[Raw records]
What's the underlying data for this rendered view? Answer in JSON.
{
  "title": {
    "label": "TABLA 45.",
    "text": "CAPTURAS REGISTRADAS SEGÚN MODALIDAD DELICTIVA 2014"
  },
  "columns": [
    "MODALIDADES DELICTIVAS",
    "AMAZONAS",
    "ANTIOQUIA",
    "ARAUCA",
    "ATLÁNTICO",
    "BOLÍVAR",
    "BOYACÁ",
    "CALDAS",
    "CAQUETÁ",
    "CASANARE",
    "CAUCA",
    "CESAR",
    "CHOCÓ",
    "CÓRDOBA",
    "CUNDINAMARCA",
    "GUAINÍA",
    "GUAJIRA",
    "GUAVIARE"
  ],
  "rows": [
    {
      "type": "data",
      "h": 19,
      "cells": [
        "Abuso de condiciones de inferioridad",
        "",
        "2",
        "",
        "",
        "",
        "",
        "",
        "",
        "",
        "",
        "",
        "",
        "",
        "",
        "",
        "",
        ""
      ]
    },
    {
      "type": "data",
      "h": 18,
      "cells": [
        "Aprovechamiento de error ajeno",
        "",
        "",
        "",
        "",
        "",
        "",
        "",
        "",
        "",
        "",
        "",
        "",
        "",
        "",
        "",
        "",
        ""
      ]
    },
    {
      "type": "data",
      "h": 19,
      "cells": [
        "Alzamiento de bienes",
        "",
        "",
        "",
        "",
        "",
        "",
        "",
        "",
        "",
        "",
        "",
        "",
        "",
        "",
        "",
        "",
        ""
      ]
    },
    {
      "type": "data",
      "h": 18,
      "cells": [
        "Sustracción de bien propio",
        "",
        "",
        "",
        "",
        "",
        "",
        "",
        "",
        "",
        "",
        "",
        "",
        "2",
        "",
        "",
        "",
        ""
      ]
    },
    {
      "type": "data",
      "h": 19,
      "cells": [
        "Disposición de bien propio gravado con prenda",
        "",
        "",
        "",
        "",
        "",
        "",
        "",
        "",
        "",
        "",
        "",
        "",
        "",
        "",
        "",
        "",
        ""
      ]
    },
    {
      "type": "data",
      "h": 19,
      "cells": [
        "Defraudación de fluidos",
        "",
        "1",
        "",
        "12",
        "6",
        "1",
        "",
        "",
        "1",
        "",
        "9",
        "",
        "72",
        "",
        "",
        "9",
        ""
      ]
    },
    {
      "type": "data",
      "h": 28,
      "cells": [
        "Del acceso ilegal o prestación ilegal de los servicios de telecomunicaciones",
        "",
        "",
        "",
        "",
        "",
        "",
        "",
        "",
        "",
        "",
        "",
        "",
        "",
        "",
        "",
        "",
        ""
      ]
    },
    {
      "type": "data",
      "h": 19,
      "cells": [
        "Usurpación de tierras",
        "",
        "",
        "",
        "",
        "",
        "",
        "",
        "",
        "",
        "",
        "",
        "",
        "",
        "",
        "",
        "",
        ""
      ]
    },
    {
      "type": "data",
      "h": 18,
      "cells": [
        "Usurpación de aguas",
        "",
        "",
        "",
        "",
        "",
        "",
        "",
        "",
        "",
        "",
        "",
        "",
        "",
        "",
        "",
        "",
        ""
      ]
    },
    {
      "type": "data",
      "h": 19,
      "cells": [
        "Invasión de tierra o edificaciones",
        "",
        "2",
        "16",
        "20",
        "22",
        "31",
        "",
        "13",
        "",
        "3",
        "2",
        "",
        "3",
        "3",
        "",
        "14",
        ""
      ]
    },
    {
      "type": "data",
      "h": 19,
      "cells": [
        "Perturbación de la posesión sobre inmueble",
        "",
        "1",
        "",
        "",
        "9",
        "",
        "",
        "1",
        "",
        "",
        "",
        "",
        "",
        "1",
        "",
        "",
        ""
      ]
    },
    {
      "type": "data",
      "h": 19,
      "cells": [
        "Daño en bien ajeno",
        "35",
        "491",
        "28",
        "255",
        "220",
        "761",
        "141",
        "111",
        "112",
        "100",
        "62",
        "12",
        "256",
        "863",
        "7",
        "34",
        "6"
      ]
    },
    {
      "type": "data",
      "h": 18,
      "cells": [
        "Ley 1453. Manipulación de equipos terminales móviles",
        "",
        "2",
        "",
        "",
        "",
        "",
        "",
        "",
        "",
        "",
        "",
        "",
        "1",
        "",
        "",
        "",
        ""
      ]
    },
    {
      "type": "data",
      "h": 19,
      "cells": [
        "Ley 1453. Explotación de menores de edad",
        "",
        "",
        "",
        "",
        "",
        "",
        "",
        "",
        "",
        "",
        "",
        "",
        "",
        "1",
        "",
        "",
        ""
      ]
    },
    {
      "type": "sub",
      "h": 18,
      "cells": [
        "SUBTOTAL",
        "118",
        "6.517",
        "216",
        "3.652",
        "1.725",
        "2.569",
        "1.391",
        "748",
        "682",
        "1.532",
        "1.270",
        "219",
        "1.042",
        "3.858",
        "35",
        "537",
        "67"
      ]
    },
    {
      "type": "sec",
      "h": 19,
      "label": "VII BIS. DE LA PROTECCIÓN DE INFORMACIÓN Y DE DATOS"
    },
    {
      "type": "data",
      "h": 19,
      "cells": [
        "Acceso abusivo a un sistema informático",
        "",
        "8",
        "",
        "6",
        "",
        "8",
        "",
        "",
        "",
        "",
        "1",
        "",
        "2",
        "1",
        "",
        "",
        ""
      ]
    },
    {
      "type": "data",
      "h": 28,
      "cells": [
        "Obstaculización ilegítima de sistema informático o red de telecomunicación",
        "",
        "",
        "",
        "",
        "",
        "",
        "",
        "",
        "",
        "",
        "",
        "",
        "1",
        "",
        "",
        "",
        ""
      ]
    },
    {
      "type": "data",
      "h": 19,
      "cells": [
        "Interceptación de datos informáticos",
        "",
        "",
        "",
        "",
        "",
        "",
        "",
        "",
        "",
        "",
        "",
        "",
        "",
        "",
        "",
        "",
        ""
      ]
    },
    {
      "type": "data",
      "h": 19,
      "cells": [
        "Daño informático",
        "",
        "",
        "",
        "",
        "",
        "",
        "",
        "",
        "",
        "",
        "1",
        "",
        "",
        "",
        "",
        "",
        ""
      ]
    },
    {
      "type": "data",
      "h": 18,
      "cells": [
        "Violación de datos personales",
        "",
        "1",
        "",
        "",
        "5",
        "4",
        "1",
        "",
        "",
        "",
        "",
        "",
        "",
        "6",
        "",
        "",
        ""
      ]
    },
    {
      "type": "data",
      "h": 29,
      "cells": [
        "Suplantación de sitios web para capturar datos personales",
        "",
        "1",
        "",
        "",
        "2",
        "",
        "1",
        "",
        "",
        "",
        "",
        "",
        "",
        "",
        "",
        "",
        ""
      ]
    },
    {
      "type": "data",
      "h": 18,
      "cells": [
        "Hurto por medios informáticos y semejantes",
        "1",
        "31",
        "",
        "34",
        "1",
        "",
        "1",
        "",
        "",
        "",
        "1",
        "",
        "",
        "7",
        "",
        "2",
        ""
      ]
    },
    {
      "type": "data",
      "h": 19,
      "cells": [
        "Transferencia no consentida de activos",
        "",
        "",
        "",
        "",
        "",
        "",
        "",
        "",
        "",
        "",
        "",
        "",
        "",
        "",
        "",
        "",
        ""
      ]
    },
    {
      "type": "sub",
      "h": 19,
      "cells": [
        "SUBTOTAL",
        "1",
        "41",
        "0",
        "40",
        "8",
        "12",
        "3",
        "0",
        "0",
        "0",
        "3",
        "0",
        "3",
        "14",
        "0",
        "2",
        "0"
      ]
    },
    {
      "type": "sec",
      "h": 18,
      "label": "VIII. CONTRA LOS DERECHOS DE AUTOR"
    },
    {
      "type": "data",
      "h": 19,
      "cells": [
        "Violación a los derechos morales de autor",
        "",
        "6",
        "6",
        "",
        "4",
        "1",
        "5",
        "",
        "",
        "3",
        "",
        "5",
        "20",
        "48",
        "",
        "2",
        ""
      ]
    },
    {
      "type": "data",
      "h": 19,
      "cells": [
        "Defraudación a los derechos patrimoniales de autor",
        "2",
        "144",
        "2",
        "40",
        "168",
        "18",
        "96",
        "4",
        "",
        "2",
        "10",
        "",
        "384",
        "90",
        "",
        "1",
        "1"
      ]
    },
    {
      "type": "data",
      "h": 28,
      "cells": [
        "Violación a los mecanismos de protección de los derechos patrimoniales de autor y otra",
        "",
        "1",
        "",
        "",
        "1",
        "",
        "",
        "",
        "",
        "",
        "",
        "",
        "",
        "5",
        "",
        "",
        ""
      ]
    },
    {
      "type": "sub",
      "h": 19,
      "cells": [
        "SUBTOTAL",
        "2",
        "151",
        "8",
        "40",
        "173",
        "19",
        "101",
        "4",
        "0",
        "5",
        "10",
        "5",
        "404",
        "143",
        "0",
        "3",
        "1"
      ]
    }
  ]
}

** What is being asked **
Looking at the records above, say how many lines hold the string "informáticos". Write nothing but the number.

** Result below **
2